Copy all lines holding the word "Cost" from the entries.

-------- RECORDS TO PROCESS

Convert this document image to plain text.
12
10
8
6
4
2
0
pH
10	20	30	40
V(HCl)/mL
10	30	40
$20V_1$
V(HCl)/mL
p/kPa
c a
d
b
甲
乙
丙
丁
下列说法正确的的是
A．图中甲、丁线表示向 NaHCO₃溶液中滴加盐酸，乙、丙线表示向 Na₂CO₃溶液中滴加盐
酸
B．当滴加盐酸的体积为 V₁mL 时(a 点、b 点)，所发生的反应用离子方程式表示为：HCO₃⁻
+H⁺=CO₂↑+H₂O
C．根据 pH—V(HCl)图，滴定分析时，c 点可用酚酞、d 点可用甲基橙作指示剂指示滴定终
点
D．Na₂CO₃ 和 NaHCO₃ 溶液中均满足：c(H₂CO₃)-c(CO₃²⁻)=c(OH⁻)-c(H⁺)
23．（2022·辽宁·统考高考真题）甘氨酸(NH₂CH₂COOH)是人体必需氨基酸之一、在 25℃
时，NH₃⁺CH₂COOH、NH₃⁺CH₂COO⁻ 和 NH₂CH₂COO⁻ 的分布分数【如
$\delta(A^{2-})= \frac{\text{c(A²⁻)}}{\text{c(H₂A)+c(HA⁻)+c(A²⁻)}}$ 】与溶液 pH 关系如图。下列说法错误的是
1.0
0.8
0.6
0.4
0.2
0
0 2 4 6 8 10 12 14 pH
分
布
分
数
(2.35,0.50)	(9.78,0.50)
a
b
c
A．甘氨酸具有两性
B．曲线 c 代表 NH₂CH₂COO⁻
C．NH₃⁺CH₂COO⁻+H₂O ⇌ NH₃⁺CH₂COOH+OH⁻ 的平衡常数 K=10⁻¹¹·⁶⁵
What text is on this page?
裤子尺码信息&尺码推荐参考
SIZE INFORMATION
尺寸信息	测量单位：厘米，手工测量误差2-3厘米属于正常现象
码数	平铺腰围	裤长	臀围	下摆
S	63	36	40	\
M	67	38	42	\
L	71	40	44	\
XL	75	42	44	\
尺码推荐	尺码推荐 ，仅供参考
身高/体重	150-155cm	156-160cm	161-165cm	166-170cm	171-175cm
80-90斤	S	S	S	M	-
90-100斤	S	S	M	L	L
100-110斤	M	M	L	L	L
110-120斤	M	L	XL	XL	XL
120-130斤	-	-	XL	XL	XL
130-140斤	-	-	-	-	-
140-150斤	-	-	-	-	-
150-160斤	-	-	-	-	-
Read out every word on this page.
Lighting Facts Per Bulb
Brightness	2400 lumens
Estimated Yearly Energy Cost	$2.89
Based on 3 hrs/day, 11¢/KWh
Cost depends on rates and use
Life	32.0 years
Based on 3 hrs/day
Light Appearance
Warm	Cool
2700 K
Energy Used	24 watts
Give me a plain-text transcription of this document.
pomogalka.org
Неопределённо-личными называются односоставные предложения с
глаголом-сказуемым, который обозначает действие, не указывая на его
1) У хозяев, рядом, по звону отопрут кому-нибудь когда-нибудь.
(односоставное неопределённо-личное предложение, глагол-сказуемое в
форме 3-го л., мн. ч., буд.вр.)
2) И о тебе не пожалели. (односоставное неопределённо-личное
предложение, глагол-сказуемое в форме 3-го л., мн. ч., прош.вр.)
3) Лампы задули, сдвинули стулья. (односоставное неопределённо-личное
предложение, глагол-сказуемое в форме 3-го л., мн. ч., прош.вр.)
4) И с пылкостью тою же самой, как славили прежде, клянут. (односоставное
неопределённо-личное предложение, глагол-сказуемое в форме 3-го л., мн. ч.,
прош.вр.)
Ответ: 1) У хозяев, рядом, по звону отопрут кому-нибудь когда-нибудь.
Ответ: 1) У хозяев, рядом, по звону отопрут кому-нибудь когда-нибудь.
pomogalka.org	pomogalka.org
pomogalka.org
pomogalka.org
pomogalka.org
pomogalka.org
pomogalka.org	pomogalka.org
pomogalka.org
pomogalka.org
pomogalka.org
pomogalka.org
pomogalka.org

----------------

▸ WORKED ANSWER:
Estimated Yearly Energy Cost	$2.89
Cost depends on rates and use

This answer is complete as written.